> [Aim of the task] Every entry must be echoed exactly.

━━━ Provided data ━━━

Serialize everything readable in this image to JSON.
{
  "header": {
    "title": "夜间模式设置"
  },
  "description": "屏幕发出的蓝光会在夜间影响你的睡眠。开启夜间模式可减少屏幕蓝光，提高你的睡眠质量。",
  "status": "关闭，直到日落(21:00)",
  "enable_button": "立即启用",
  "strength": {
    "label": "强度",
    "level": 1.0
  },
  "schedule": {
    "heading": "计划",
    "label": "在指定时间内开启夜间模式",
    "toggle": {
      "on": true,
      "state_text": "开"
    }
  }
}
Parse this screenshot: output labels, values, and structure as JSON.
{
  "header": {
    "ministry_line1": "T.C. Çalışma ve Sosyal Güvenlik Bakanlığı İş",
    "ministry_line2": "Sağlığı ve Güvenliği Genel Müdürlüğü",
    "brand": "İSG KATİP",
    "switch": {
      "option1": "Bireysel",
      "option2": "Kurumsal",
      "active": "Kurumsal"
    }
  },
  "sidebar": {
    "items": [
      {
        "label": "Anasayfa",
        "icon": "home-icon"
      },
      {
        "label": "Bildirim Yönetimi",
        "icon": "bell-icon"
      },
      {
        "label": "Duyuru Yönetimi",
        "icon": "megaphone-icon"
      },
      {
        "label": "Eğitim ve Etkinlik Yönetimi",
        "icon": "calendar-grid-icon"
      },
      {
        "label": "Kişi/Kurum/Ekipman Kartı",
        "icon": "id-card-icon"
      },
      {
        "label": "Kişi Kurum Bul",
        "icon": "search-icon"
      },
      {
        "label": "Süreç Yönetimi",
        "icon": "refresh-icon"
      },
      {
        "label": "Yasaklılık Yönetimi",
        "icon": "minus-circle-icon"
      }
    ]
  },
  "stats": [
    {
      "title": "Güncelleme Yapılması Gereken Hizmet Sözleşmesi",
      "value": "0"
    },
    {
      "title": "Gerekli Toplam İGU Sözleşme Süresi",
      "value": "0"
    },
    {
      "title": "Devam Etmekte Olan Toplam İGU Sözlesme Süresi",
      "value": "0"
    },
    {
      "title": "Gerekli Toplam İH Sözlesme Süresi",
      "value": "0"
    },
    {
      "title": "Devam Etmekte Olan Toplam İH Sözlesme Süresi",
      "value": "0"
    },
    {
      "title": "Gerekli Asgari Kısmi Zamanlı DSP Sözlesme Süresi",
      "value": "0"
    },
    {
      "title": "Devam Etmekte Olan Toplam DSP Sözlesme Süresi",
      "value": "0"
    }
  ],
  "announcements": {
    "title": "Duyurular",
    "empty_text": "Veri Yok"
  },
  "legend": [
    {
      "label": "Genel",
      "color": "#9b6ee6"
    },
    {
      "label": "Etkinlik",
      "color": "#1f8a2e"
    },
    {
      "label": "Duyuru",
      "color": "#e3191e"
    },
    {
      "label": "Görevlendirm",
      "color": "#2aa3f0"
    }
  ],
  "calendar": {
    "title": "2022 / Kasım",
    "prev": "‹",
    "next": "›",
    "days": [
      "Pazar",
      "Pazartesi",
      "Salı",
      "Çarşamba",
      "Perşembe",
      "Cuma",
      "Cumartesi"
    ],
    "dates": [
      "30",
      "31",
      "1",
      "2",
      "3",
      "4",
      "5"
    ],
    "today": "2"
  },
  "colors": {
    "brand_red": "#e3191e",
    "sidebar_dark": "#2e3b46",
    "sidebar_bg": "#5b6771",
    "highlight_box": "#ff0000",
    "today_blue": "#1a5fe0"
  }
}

━━━

> [Output for this task]
Serialize everything readable in this image to JSON.
{
  "header": {
    "title": "夜间模式设置"
  },
  "description": "屏幕发出的蓝光会在夜间影响你的睡眠。开启夜间模式可减少屏幕蓝光，提高你的睡眠质量。",
  "status": "关闭，直到日落(21:00)",
  "enable_button": "立即启用",
  "strength": {
    "label": "强度",
    "level": 1.0
  },
  "schedule": {
    "heading": "计划",
    "label": "在指定时间内开启夜间模式",
    "toggle": {
      "on": true,
      "state_text": "开"
    }
  }
}
Parse this screenshot: output labels, values, and structure as JSON.
{
  "header": {
    "ministry_line1": "T.C. Çalışma ve Sosyal Güvenlik Bakanlığı İş",
    "ministry_line2": "Sağlığı ve Güvenliği Genel Müdürlüğü",
    "brand": "İSG KATİP",
    "switch": {
      "option1": "Bireysel",
      "option2": "Kurumsal",
      "active": "Kurumsal"
    }
  },
  "sidebar": {
    "items": [
      {
        "label": "Anasayfa",
        "icon": "home-icon"
      },
      {
        "label": "Bildirim Yönetimi",
        "icon": "bell-icon"
      },
      {
        "label": "Duyuru Yönetimi",
        "icon": "megaphone-icon"
      },
      {
        "label": "Eğitim ve Etkinlik Yönetimi",
        "icon": "calendar-grid-icon"
      },
      {
        "label": "Kişi/Kurum/Ekipman Kartı",
        "icon": "id-card-icon"
      },
      {
        "label": "Kişi Kurum Bul",
        "icon": "search-icon"
      },
      {
        "label": "Süreç Yönetimi",
        "icon": "refresh-icon"
      },
      {
        "label": "Yasaklılık Yönetimi",
        "icon": "minus-circle-icon"
      }
    ]
  },
  "stats": [
    {
      "title": "Güncelleme Yapılması Gereken Hizmet Sözleşmesi",
      "value": "0"
    },
    {
      "title": "Gerekli Toplam İGU Sözleşme Süresi",
      "value": "0"
    },
    {
      "title": "Devam Etmekte Olan Toplam İGU Sözlesme Süresi",
      "value": "0"
    },
    {
      "title": "Gerekli Toplam İH Sözlesme Süresi",
      "value": "0"
    },
    {
      "title": "Devam Etmekte Olan Toplam İH Sözlesme Süresi",
      "value": "0"
    },
    {
      "title": "Gerekli Asgari Kısmi Zamanlı DSP Sözlesme Süresi",
      "value": "0"
    },
    {
      "title": "Devam Etmekte Olan Toplam DSP Sözlesme Süresi",
      "value": "0"
    }
  ],
  "announcements": {
    "title": "Duyurular",
    "empty_text": "Veri Yok"
  },
  "legend": [
    {
      "label": "Genel",
      "color": "#9b6ee6"
    },
    {
      "label": "Etkinlik",
      "color": "#1f8a2e"
    },
    {
      "label": "Duyuru",
      "color": "#e3191e"
    },
    {
      "label": "Görevlendirm",
      "color": "#2aa3f0"
    }
  ],
  "calendar": {
    "title": "2022 / Kasım",
    "prev": "‹",
    "next": "›",
    "days": [
      "Pazar",
      "Pazartesi",
      "Salı",
      "Çarşamba",
      "Perşembe",
      "Cuma",
      "Cumartesi"
    ],
    "dates": [
      "30",
      "31",
      "1",
      "2",
      "3",
      "4",
      "5"
    ],
    "today": "2"
  },
  "colors": {
    "brand_red": "#e3191e",
    "sidebar_dark": "#2e3b46",
    "sidebar_bg": "#5b6771",
    "highlight_box": "#ff0000",
    "today_blue": "#1a5fe0"
  }
}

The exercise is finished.